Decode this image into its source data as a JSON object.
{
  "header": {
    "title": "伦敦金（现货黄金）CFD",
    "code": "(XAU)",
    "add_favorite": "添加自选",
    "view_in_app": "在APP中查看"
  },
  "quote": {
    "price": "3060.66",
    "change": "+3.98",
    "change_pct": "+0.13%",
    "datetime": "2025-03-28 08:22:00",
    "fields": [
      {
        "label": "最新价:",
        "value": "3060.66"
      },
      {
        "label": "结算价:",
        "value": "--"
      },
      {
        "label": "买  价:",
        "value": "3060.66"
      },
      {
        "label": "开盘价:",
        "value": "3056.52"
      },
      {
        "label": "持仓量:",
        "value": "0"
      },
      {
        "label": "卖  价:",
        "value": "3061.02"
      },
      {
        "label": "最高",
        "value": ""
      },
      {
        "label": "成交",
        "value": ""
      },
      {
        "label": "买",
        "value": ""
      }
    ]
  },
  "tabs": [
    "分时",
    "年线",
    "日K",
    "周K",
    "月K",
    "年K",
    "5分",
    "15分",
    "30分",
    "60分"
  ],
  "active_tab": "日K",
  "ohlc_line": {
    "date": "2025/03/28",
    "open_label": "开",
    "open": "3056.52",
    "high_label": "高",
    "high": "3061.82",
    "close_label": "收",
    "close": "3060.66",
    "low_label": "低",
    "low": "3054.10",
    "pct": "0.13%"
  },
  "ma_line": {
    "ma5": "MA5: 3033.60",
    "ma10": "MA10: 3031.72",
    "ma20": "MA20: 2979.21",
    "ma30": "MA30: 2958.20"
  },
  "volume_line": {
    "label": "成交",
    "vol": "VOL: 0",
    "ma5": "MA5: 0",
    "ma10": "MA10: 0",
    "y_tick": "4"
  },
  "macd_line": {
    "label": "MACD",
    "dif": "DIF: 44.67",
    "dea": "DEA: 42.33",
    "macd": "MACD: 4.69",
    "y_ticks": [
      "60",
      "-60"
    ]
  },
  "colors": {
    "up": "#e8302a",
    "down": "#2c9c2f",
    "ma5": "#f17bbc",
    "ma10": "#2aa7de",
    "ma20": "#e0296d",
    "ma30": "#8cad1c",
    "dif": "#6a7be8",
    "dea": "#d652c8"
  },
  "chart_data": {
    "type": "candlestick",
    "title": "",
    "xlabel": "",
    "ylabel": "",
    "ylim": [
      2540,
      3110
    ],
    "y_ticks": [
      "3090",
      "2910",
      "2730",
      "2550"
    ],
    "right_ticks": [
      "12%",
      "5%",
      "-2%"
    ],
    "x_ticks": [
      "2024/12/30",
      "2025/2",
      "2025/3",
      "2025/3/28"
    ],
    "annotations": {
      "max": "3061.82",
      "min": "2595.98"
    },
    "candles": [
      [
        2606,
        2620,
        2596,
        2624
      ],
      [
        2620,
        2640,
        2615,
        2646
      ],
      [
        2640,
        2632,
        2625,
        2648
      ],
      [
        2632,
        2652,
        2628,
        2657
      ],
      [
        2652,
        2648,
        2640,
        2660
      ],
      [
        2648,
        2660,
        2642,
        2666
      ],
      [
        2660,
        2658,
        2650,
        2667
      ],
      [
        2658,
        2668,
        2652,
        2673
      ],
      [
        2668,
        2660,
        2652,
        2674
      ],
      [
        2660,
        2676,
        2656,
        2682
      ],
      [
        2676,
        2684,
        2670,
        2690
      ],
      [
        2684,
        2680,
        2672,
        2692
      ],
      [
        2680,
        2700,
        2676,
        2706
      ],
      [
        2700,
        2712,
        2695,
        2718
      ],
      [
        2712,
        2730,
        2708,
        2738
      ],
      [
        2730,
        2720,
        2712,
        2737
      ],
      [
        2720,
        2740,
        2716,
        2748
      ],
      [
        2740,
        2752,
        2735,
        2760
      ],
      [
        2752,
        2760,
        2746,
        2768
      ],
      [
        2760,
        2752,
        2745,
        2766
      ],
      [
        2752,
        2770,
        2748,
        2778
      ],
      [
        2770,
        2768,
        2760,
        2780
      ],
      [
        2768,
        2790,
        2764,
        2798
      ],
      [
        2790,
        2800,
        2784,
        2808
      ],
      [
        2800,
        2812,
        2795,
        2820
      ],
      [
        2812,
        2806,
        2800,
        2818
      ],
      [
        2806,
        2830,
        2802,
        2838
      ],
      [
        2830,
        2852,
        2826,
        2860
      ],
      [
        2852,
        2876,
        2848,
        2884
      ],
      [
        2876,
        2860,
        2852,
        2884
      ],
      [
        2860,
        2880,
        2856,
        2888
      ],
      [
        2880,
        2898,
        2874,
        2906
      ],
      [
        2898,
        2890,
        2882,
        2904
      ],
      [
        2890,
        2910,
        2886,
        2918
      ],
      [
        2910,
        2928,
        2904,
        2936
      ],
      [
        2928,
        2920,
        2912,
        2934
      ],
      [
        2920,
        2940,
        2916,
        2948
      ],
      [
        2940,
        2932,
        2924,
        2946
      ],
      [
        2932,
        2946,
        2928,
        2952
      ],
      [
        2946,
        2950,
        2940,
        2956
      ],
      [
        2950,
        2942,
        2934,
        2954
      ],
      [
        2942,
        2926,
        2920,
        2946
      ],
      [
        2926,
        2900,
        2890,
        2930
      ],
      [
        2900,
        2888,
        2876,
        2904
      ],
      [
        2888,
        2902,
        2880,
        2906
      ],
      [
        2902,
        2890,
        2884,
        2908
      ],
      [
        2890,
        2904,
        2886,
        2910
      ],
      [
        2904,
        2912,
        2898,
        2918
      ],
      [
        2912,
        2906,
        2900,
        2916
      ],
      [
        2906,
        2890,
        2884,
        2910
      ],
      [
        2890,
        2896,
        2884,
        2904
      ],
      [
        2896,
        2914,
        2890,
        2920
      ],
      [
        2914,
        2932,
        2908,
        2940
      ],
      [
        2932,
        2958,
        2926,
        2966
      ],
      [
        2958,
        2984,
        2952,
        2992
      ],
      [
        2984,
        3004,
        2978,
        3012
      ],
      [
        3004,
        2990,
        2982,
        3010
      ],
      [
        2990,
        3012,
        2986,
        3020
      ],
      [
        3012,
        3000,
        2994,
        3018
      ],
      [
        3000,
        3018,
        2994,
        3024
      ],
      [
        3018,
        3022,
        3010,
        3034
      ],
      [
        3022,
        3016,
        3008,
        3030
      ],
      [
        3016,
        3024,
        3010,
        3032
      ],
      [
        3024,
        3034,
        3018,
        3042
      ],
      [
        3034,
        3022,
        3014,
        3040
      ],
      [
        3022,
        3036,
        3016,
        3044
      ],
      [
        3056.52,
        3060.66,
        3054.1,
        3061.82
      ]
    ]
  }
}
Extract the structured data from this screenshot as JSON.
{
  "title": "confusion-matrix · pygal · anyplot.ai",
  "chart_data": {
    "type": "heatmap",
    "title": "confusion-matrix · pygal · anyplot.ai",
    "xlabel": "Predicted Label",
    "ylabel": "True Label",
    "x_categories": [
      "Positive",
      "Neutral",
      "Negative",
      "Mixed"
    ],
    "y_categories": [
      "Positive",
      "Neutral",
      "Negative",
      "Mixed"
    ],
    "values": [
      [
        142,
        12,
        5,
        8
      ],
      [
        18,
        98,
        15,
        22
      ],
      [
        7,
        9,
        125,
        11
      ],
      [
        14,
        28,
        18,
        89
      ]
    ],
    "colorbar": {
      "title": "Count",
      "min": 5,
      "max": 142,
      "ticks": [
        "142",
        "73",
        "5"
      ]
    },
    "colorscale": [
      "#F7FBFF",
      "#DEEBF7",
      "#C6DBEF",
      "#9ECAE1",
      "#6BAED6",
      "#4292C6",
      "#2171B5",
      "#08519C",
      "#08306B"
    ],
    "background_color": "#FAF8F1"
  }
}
*****
Extract the complete set of records unchanged.

Decode this image into its source data as a JSON object.
{
  "header": {
    "title": "伦敦金（现货黄金）CFD",
    "code": "(XAU)",
    "add_favorite": "添加自选",
    "view_in_app": "在APP中查看"
  },
  "quote": {
    "price": "3060.66",
    "change": "+3.98",
    "change_pct": "+0.13%",
    "datetime": "2025-03-28 08:22:00",
    "fields": [
      {
        "label": "最新价:",
        "value": "3060.66"
      },
      {
        "label": "结算价:",
        "value": "--"
      },
      {
        "label": "买  价:",
        "value": "3060.66"
      },
      {
        "label": "开盘价:",
        "value": "3056.52"
      },
      {
        "label": "持仓量:",
        "value": "0"
      },
      {
        "label": "卖  价:",
        "value": "3061.02"
      },
      {
        "label": "最高",
        "value": ""
      },
      {
        "label": "成交",
        "value": ""
      },
      {
        "label": "买",
        "value": ""
      }
    ]
  },
  "tabs": [
    "分时",
    "年线",
    "日K",
    "周K",
    "月K",
    "年K",
    "5分",
    "15分",
    "30分",
    "60分"
  ],
  "active_tab": "日K",
  "ohlc_line": {
    "date": "2025/03/28",
    "open_label": "开",
    "open": "3056.52",
    "high_label": "高",
    "high": "3061.82",
    "close_label": "收",
    "close": "3060.66",
    "low_label": "低",
    "low": "3054.10",
    "pct": "0.13%"
  },
  "ma_line": {
    "ma5": "MA5: 3033.60",
    "ma10": "MA10: 3031.72",
    "ma20": "MA20: 2979.21",
    "ma30": "MA30: 2958.20"
  },
  "volume_line": {
    "label": "成交",
    "vol": "VOL: 0",
    "ma5": "MA5: 0",
    "ma10": "MA10: 0",
    "y_tick": "4"
  },
  "macd_line": {
    "label": "MACD",
    "dif": "DIF: 44.67",
    "dea": "DEA: 42.33",
    "macd": "MACD: 4.69",
    "y_ticks": [
      "60",
      "-60"
    ]
  },
  "colors": {
    "up": "#e8302a",
    "down": "#2c9c2f",
    "ma5": "#f17bbc",
    "ma10": "#2aa7de",
    "ma20": "#e0296d",
    "ma30": "#8cad1c",
    "dif": "#6a7be8",
    "dea": "#d652c8"
  },
  "chart_data": {
    "type": "candlestick",
    "title": "",
    "xlabel": "",
    "ylabel": "",
    "ylim": [
      2540,
      3110
    ],
    "y_ticks": [
      "3090",
      "2910",
      "2730",
      "2550"
    ],
    "right_ticks": [
      "12%",
      "5%",
      "-2%"
    ],
    "x_ticks": [
      "2024/12/30",
      "2025/2",
      "2025/3",
      "2025/3/28"
    ],
    "annotations": {
      "max": "3061.82",
      "min": "2595.98"
    },
    "candles": [
      [
        2606,
        2620,
        2596,
        2624
      ],
      [
        2620,
        2640,
        2615,
        2646
      ],
      [
        2640,
        2632,
        2625,
        2648
      ],
      [
        2632,
        2652,
        2628,
        2657
      ],
      [
        2652,
        2648,
        2640,
        2660
      ],
      [
        2648,
        2660,
        2642,
        2666
      ],
      [
        2660,
        2658,
        2650,
        2667
      ],
      [
        2658,
        2668,
        2652,
        2673
      ],
      [
        2668,
        2660,
        2652,
        2674
      ],
      [
        2660,
        2676,
        2656,
        2682
      ],
      [
        2676,
        2684,
        2670,
        2690
      ],
      [
        2684,
        2680,
        2672,
        2692
      ],
      [
        2680,
        2700,
        2676,
        2706
      ],
      [
        2700,
        2712,
        2695,
        2718
      ],
      [
        2712,
        2730,
        2708,
        2738
      ],
      [
        2730,
        2720,
        2712,
        2737
      ],
      [
        2720,
        2740,
        2716,
        2748
      ],
      [
        2740,
        2752,
        2735,
        2760
      ],
      [
        2752,
        2760,
        2746,
        2768
      ],
      [
        2760,
        2752,
        2745,
        2766
      ],
      [
        2752,
        2770,
        2748,
        2778
      ],
      [
        2770,
        2768,
        2760,
        2780
      ],
      [
        2768,
        2790,
        2764,
        2798
      ],
      [
        2790,
        2800,
        2784,
        2808
      ],
      [
        2800,
        2812,
        2795,
        2820
      ],
      [
        2812,
        2806,
        2800,
        2818
      ],
      [
        2806,
        2830,
        2802,
        2838
      ],
      [
        2830,
        2852,
        2826,
        2860
      ],
      [
        2852,
        2876,
        2848,
        2884
      ],
      [
        2876,
        2860,
        2852,
        2884
      ],
      [
        2860,
        2880,
        2856,
        2888
      ],
      [
        2880,
        2898,
        2874,
        2906
      ],
      [
        2898,
        2890,
        2882,
        2904
      ],
      [
        2890,
        2910,
        2886,
        2918
      ],
      [
        2910,
        2928,
        2904,
        2936
      ],
      [
        2928,
        2920,
        2912,
        2934
      ],
      [
        2920,
        2940,
        2916,
        2948
      ],
      [
        2940,
        2932,
        2924,
        2946
      ],
      [
        2932,
        2946,
        2928,
        2952
      ],
      [
        2946,
        2950,
        2940,
        2956
      ],
      [
        2950,
        2942,
        2934,
        2954
      ],
      [
        2942,
        2926,
        2920,
        2946
      ],
      [
        2926,
        2900,
        2890,
        2930
      ],
      [
        2900,
        2888,
        2876,
        2904
      ],
      [
        2888,
        2902,
        2880,
        2906
      ],
      [
        2902,
        2890,
        2884,
        2908
      ],
      [
        2890,
        2904,
        2886,
        2910
      ],
      [
        2904,
        2912,
        2898,
        2918
      ],
      [
        2912,
        2906,
        2900,
        2916
      ],
      [
        2906,
        2890,
        2884,
        2910
      ],
      [
        2890,
        2896,
        2884,
        2904
      ],
      [
        2896,
        2914,
        2890,
        2920
      ],
      [
        2914,
        2932,
        2908,
        2940
      ],
      [
        2932,
        2958,
        2926,
        2966
      ],
      [
        2958,
        2984,
        2952,
        2992
      ],
      [
        2984,
        3004,
        2978,
        3012
      ],
      [
        3004,
        2990,
        2982,
        3010
      ],
      [
        2990,
        3012,
        2986,
        3020
      ],
      [
        3012,
        3000,
        2994,
        3018
      ],
      [
        3000,
        3018,
        2994,
        3024
      ],
      [
        3018,
        3022,
        3010,
        3034
      ],
      [
        3022,
        3016,
        3008,
        3030
      ],
      [
        3016,
        3024,
        3010,
        3032
      ],
      [
        3024,
        3034,
        3018,
        3042
      ],
      [
        3034,
        3022,
        3014,
        3040
      ],
      [
        3022,
        3036,
        3016,
        3044
      ],
      [
        3056.52,
        3060.66,
        3054.1,
        3061.82
      ]
    ]
  }
}
Extract the structured data from this screenshot as JSON.
{
  "title": "confusion-matrix · pygal · anyplot.ai",
  "chart_data": {
    "type": "heatmap",
    "title": "confusion-matrix · pygal · anyplot.ai",
    "xlabel": "Predicted Label",
    "ylabel": "True Label",
    "x_categories": [
      "Positive",
      "Neutral",
      "Negative",
      "Mixed"
    ],
    "y_categories": [
      "Positive",
      "Neutral",
      "Negative",
      "Mixed"
    ],
    "values": [
      [
        142,
        12,
        5,
        8
      ],
      [
        18,
        98,
        15,
        22
      ],
      [
        7,
        9,
        125,
        11
      ],
      [
        14,
        28,
        18,
        89
      ]
    ],
    "colorbar": {
      "title": "Count",
      "min": 5,
      "max": 142,
      "ticks": [
        "142",
        "73",
        "5"
      ]
    },
    "colorscale": [
      "#F7FBFF",
      "#DEEBF7",
      "#C6DBEF",
      "#9ECAE1",
      "#6BAED6",
      "#4292C6",
      "#2171B5",
      "#08519C",
      "#08306B"
    ],
    "background_color": "#FAF8F1"
  }
}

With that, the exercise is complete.